Collection entries:
###
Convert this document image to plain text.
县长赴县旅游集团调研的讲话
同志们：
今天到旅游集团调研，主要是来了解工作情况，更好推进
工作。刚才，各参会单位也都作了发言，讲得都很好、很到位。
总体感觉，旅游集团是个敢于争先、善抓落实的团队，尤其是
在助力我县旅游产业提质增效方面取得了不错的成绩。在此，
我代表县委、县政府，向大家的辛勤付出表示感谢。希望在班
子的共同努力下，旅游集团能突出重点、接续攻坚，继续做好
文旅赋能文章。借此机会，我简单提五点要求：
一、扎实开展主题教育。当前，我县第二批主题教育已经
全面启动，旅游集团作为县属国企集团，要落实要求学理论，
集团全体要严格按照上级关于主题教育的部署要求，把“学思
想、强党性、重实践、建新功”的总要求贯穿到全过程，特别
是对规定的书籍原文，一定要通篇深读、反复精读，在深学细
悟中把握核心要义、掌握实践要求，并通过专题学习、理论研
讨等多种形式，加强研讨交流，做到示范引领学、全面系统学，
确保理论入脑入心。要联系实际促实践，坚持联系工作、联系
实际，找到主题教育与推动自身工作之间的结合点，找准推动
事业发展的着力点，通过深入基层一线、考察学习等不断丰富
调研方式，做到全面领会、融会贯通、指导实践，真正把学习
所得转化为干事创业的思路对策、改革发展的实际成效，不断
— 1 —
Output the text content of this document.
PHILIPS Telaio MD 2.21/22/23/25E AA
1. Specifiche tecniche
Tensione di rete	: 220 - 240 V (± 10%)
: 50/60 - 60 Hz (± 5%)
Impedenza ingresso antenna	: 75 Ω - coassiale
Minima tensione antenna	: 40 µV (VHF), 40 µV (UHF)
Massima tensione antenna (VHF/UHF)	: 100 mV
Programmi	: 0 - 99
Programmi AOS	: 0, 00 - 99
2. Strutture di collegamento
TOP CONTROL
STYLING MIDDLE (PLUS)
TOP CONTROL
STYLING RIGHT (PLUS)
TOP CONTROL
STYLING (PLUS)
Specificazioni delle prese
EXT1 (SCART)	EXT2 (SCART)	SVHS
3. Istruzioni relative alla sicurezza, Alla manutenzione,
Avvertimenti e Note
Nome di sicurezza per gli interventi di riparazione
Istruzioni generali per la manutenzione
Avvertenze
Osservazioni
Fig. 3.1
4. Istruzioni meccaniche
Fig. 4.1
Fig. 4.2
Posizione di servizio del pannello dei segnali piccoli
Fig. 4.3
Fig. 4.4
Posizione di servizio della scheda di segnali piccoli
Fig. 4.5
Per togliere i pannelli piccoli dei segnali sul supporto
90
###
Scan the listing above. Collect all lines with the word "STYLING".

STYLING MIDDLE (PLUS)
STYLING RIGHT (PLUS)
STYLING (PLUS)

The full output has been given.